SUPPLIED PASSAGE:
--- Start ---

I have been fortunate enough to make my grand debut at City Hall alongside Arthur’s Editor-In-Chief and City Hall regular, Sebastian-Johnston Lindsay on May 8th, where I willingly dove head first into a municipal pit of snakes to witness the unfolding of what can only be described as a middle school fight over who gets to kick the ball at recess. 

The meeting in question saw the proposal of modular housing to be implemented at 210 Wolfe Street, which just recently received final council approval on May 23rd. My fortune lies in the exposure of our entrusted city councillor’s biases being on full display over such a pressing and controversial issue. There was no room for formalities—I saw up close and personal just how divided the council is when it comes to basic human decency. 

My previous duties as Arthur’s copy editor in Volume 57 involved editing Sebastian’s weekly reports on City Hall, which, having now joined him, I can say with absolute certainty he does not embellish the mind-boggling behaviour present at the horseshoe table. 

Take this first impression of Council as a running reminder that just because someone should, doesn’t mean they will. 

First off, I need to acknowledge that City Hall employs the friendliest security guards I have met thus far. 

Moving on.

Speaking solely on the meetings I have personally attended, to which the events on the table were much more pressing than usual, you will find an audience full of disappointed, frustrated, and understandably pissed-off citizens waiting to witness whether or not their concerns will be taken seriously by their government officials—many of whom appear to prefer hearing themselves talk more than doing their job. 

You will also find audible gasps, shaking of heads, and justified annoyance from the general public in attendance whenever a councillor inevitably makes a comment that immediately undermines the entirety of the cause for concern in the first place. Such as Councillor Kevin Duguay questioning his responsibility in the matter of combating chronic homelessness in Peterborough on May 8th: “Why does the city have to shoulder the entire responsibility of this problem?”

When the meeting is adjourned, you will find the public in attendance leaving angrier and more disappointed than they were beforehand, and come to understand that despite the lack of professionalism found amongst a few of the council members, there is no solution to please everyone when it comes to politics.

The delegations are where the heart and soul of the meeting really lie. Here, people get an opportunity to speak for five minutes about their concerns, support, or suggestions for the matter at hand. At the most recent council meeting on May 23rd, the delegations made it clear that the majority of the residents in and around Wolfe Street, where the current homeless encampment is set up outside what had been intended to be a temporary overflow shelter, do not support council’s planned action on homelessness as it stands. It was, however, later passed that night with no changes in regards to the location of the modular homes.

--- End ---

Carry on the column about the Peterborough City Council meetings on modular housing at 210 Wolfe Street, picking up after its final sentence.

DATA RECORDS:
--- Start ---

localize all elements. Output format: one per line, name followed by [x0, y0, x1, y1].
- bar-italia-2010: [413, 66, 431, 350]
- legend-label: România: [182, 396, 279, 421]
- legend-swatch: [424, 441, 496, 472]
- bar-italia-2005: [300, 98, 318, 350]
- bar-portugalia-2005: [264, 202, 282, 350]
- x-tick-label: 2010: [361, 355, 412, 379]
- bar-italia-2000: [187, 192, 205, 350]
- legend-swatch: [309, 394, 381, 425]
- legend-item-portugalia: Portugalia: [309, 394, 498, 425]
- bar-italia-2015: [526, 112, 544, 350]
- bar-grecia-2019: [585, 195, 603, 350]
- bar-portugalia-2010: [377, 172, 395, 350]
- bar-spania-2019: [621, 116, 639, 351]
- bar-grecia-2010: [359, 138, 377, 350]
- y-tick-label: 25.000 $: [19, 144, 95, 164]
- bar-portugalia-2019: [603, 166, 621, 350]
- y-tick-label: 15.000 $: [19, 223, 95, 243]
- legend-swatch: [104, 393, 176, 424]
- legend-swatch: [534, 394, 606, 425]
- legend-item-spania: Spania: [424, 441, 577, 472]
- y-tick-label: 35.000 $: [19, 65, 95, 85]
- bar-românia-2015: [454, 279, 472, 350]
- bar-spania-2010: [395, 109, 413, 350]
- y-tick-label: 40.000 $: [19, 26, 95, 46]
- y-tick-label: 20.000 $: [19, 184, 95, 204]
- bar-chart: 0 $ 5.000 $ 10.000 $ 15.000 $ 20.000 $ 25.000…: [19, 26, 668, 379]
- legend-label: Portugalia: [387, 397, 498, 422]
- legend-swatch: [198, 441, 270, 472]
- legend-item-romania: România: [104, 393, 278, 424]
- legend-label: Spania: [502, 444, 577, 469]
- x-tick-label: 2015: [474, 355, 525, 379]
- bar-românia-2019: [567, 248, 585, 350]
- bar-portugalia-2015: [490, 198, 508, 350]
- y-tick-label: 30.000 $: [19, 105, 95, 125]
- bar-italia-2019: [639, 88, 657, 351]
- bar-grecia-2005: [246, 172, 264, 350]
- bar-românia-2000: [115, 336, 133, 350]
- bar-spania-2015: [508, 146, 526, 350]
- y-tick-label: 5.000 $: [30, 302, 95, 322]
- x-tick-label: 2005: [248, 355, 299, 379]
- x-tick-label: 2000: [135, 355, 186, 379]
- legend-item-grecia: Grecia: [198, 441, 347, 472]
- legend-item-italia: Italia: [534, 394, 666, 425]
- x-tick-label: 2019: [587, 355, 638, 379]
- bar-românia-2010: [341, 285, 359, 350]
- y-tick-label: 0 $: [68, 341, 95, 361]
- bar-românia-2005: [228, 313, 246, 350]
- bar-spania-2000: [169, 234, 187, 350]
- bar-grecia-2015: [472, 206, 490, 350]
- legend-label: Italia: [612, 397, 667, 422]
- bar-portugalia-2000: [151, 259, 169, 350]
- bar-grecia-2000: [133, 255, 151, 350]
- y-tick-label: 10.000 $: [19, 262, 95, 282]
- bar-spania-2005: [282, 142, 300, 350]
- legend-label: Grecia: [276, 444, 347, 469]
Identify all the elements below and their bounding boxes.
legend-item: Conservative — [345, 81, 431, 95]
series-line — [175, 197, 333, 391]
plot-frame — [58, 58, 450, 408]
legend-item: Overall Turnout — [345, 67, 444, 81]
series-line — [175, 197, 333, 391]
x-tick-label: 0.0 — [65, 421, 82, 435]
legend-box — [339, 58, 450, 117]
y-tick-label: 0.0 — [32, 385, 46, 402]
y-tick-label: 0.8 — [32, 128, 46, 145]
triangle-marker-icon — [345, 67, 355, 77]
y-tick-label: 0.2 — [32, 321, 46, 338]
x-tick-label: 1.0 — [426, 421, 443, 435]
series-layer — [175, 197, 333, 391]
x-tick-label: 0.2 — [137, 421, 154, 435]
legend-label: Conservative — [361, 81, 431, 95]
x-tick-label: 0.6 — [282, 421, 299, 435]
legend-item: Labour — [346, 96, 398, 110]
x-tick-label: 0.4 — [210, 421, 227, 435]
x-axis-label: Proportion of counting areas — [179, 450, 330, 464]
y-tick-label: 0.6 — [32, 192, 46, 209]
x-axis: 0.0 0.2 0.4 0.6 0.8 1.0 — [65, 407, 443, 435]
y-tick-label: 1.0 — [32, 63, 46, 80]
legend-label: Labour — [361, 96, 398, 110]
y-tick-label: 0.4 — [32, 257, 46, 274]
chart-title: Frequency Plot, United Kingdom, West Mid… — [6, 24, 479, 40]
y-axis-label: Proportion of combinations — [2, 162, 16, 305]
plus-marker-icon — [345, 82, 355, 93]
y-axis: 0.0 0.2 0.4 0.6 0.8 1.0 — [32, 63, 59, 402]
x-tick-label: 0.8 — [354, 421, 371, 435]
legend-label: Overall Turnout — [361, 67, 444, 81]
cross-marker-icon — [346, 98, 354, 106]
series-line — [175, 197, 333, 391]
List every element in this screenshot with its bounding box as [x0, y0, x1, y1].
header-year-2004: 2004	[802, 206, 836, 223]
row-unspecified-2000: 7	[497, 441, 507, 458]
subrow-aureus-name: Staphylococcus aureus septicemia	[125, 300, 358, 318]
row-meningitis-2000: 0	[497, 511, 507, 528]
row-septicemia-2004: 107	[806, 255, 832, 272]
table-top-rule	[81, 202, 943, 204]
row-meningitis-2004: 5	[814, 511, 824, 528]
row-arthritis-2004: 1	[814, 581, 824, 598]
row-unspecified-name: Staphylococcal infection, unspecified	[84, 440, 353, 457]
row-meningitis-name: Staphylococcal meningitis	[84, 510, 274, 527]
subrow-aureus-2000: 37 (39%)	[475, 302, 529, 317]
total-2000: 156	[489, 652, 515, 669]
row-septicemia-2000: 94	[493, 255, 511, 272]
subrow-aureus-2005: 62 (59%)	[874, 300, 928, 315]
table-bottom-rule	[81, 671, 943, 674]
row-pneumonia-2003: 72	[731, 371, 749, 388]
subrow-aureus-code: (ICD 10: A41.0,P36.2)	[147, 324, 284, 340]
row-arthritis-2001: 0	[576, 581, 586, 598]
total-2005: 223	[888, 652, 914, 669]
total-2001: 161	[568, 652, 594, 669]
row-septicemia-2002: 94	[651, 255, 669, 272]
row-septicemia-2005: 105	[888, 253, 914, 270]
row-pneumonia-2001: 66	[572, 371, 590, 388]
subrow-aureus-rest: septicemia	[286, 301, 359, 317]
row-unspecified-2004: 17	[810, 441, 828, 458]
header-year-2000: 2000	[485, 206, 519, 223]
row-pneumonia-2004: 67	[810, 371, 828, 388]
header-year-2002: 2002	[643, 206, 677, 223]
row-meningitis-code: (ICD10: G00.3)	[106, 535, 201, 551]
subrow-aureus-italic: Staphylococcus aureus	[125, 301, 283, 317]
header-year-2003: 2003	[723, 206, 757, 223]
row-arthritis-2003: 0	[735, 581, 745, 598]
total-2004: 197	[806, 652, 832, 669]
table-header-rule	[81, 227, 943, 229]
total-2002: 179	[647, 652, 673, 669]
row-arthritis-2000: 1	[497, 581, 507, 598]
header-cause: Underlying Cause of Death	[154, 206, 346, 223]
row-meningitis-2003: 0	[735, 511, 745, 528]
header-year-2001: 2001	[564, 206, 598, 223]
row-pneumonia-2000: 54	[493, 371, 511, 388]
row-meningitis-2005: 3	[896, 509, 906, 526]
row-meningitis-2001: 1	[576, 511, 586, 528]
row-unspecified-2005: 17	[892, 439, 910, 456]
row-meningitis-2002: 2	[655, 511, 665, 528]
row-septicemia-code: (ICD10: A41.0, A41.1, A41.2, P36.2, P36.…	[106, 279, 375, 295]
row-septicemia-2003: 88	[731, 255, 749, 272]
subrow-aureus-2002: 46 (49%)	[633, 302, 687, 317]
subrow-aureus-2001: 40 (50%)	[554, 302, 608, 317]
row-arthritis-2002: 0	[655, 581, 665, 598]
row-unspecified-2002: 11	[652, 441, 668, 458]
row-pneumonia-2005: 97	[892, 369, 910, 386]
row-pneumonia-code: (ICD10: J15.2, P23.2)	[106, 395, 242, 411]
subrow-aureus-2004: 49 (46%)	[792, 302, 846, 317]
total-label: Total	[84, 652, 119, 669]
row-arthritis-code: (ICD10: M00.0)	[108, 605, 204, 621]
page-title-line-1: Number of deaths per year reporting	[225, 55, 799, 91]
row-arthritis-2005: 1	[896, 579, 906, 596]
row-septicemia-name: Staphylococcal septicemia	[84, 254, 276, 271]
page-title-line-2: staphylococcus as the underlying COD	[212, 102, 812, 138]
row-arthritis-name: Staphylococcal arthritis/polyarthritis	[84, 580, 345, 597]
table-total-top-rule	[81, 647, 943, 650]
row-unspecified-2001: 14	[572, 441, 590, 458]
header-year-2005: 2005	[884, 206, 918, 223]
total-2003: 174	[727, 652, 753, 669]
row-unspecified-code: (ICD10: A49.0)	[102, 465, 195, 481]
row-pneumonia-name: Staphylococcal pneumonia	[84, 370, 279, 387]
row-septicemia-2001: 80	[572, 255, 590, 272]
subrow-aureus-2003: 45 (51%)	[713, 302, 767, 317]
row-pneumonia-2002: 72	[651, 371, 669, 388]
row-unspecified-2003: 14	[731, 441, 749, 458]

--- End ---

OUTPUT FOR THIS EXERCISE:
When it comes to the City Councillors themselves, there is a clear-cut divide between them. There are those who propose actual, meaningful amendments, ask questions with a clear end goal, take into consideration the voices of the people they represent, and then there are those who choose to walk the alternative path of deception and ill-faithed suggestions.

Take Councillor Dave Haacke as a shining example: he suggested forced and involuntary treatment centres for those who, in some hypothetical scenario of his own devising, refuse to accept the support services and housing soon to be available in his constant argument that any accessible support is seen as enabling addiction—because nothing says enabling addiction like voting against addiction support. 

There is a strong sense that most council members do not stray from their preconceived biases and take the time to understand—much less comprehend—the proposal at hand. I have spent hours listening and reading over the back and forth between councillors and it has become clear to me that real, meaningful change is not on the horizon for our city when our council is split between those who have felt human empathy, and those who cosplay as caring public servants when their actions prove them to be anything but.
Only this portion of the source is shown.